▸ **Request**: Continue the interview about filming a documentary on a working farm, starting after its last line.

Q: How challenging was it to be filming when you were also so deeply immersed in the farming itself?
JC: Doing both was probably the most insane thing I’ve ever done. It’s hard enough to deal with the complexities of a farm let alone shoot what is basically a nature documentary within the ecosystem of a farm. It was also quite challenging on both our farm team and my family especially in the final year of editing. I am so grateful to them for supporting me through this. That final year of post production I had officially taken on too much. I’d be in the barn editing with Amy Overbeck the editor and have to rush out because of a fire, windstorm emergency or troubled livestock birth. Then walk back into the edit covered in various fluids and smells and keep cracking away on the story. The most difficult times were when the emergency would involve the death of a sick animal and I’d find myself returning to the edit room with very little time to process the loss. I’ve got a lot of favorite animals here so none of that is easy.
We were shooting 365 days a year for almost eight years. There was constant tension for me personally between the needs of the farm and the needs of the film. The cool thing about nature and the farm, though, is that they have their own rhythms, so you can anticipate when something is about to happen. It’s all about watching for the routines in nature and being there waiting for it to happen. That’s obviously the secret formula for directing nature docs but funny enough it’s also the most important trick to farming in this way. Observe and anticipate. And both require an extreme level of humility.

▸ **Material**:
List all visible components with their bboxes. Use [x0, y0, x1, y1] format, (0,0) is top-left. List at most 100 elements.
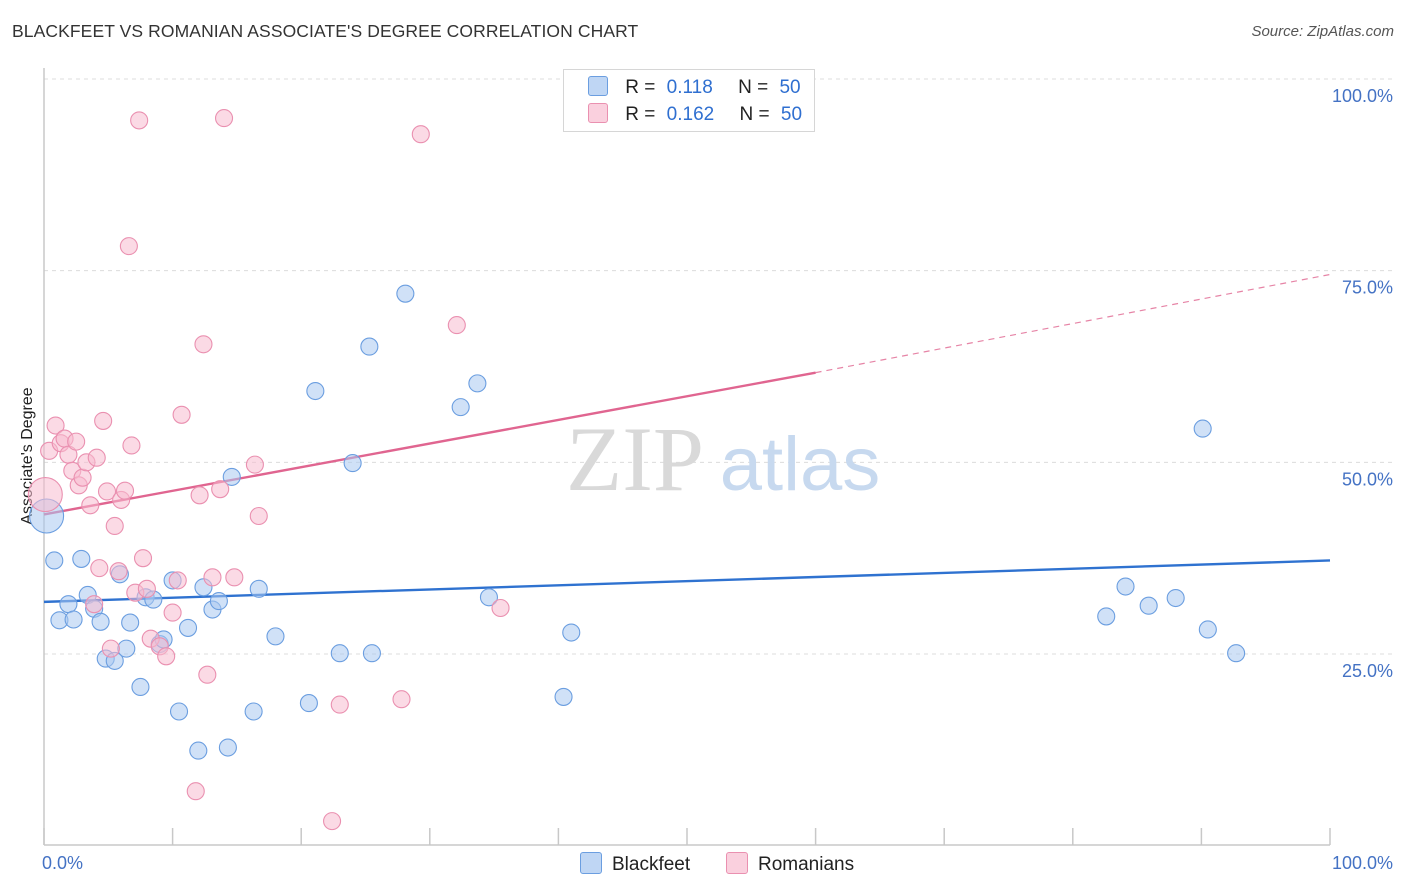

▸ **Task response**:
It was really challenging to allow myself to film the problems and the mistakes that we were making. I had to shut off the ego and not worry about exposing mistakes. Lots of times we would have interns with us on the farm who became really confident shooters, and they would encourage me to allow them to film things that I was uncomfortable with. I knew that they were right but that was a constant battle that went on in my head. In the end that’s what I’m most proud of, we kept it real.
Q: The Biggest Little Farm was obviously unfolding in real time as you shot it. Given that, what was the most surprising and unexpected thing that you witnessed over the course of that time?
JC: The return of so much wildlife. And then watching that wildlife become integrated into the needs of the farm. It’s just absolutely mind blowing.
Q: It’s clear from the film that one of the largest lessons you learned is that if one is going to be a farmer, it is essential to pay close attention and to see and understand the interconnectedness of everything. I wonder how that lesson has expanded to your wider life?
JC: Albert Einstein said, “Look deep into nature, and then you will understand everything better.” It was something he wrote to a friend whose wife had died. The mystery behind the human condition, the infinite possibilities that we see in nature’s complexity, are metaphors not only for how we live but for how we face all obstacles. You need not go any further than understanding the hierarchy of natural systems. They’re not based on right or wrong but on a higher law of consequences. I feel like that’s constantly reflected back to us. We put ourselves in a situation where we are required to understand how we fit in and what level of control we may or may not have.
Q: Farming was clearly the culmination of a dream for you and your wife Molly. So having lived as farmers now for almost a decade, what would you say is the most delightful thing about life as a farmer?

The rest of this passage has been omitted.